> [THE PROBLEM]:
Without the pictures, set down every line of the data exactly.

☆ ☆ ☆ ☆

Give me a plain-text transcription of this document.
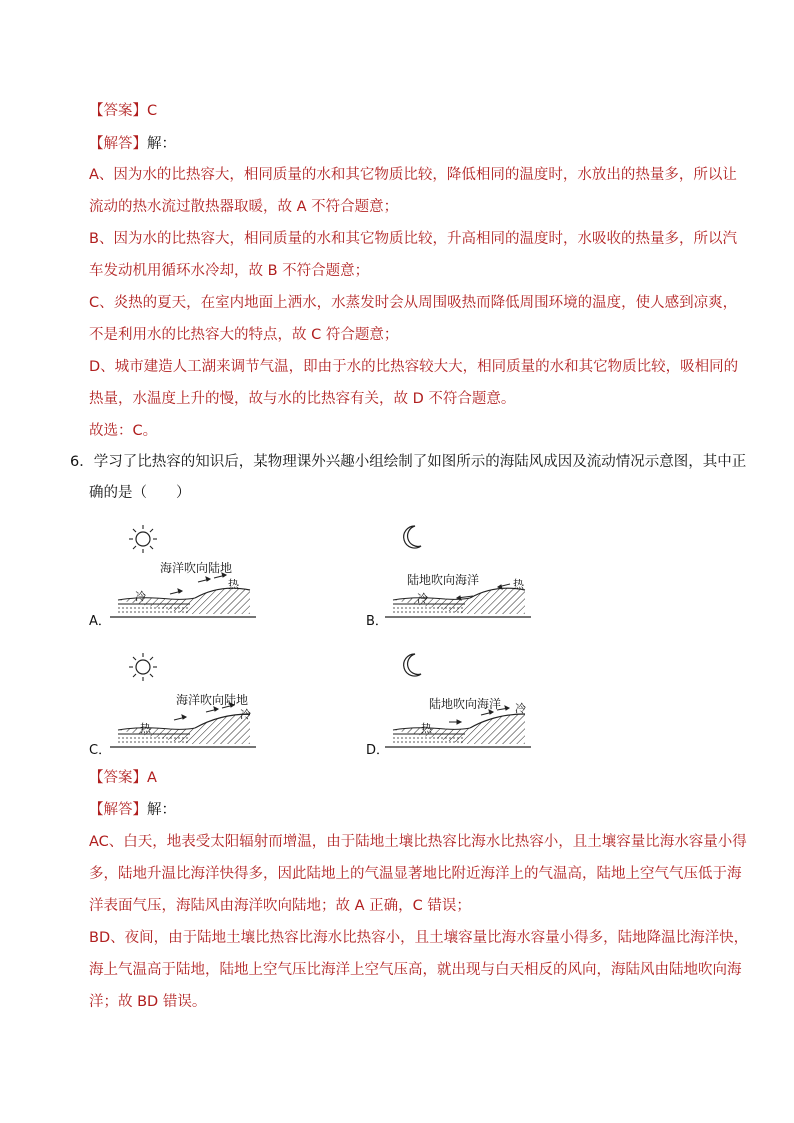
【答案】C
【解答】解：
A、因为水的比热容大，相同质量的水和其它物质比较，降低相同的温度时，水放出的热量多，所以让
流动的热水流过散热器取暖，故 A 不符合题意；
B、因为水的比热容大，相同质量的水和其它物质比较，升高相同的温度时，水吸收的热量多，所以汽
车发动机用循环水冷却，故 B 不符合题意；
C、炎热的夏天，在室内地面上洒水，水蒸发时会从周围吸热而降低周围环境的温度，使人感到凉爽，
不是利用水的比热容大的特点，故 C 符合题意；
D、城市建造人工湖来调节气温，即由于水的比热容较大大，相同质量的水和其它物质比较，吸相同的
热量，水温度上升的慢，故与水的比热容有关，故 D 不符合题意。
故选：C。
6．学习了比热容的知识后，某物理课外兴趣小组绘制了如图所示的海陆风成因及流动情况示意图，其中正
确的是（　　）
海洋吹向陆地
冷
热
A．
陆地吹向海洋
冷
热
B．
海洋吹向陆地
热
冷
C．
陆地吹向海洋
热
冷
D．
【答案】A
【解答】解：
AC、白天，地表受太阳辐射而增温，由于陆地土壤比热容比海水比热容小，且土壤容量比海水容量小得
多，陆地升温比海洋快得多，因此陆地上的气温显著地比附近海洋上的气温高，陆地上空气气压低于海
洋表面气压，海陆风由海洋吹向陆地；故 A 正确，C 错误；
BD、夜间，由于陆地土壤比热容比海水比热容小，且土壤容量比海水容量小得多，陆地降温比海洋快，
海上气温高于陆地，陆地上空气压比海洋上空气压高，就出现与白天相反的风向，海陆风由陆地吹向海
洋；故 BD 错误。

☆ ☆ ☆ ☆

> [SOLUTION TO THIS PROBLEM]:
Give me a plain-text transcription of this document.
【答案】C
【解答】解：
A、因为水的比热容大，相同质量的水和其它物质比较，降低相同的温度时，水放出的热量多，所以让
流动的热水流过散热器取暖，故 A 不符合题意；
B、因为水的比热容大，相同质量的水和其它物质比较，升高相同的温度时，水吸收的热量多，所以汽
车发动机用循环水冷却，故 B 不符合题意；
C、炎热的夏天，在室内地面上洒水，水蒸发时会从周围吸热而降低周围环境的温度，使人感到凉爽，
不是利用水的比热容大的特点，故 C 符合题意；
D、城市建造人工湖来调节气温，即由于水的比热容较大大，相同质量的水和其它物质比较，吸相同的
热量，水温度上升的慢，故与水的比热容有关，故 D 不符合题意。
故选：C。
6．学习了比热容的知识后，某物理课外兴趣小组绘制了如图所示的海陆风成因及流动情况示意图，其中正
确的是（　　）
海洋吹向陆地
冷
热
A．
陆地吹向海洋
冷
热
B．
海洋吹向陆地
热
冷
C．
陆地吹向海洋
热
冷
D．
【答案】A
【解答】解：
AC、白天，地表受太阳辐射而增温，由于陆地土壤比热容比海水比热容小，且土壤容量比海水容量小得
多，陆地升温比海洋快得多，因此陆地上的气温显著地比附近海洋上的气温高，陆地上空气气压低于海
洋表面气压，海陆风由海洋吹向陆地；故 A 正确，C 错误；
BD、夜间，由于陆地土壤比热容比海水比热容小，且土壤容量比海水容量小得多，陆地降温比海洋快，
海上气温高于陆地，陆地上空气压比海洋上空气压高，就出现与白天相反的风向，海陆风由陆地吹向海
洋；故 BD 错误。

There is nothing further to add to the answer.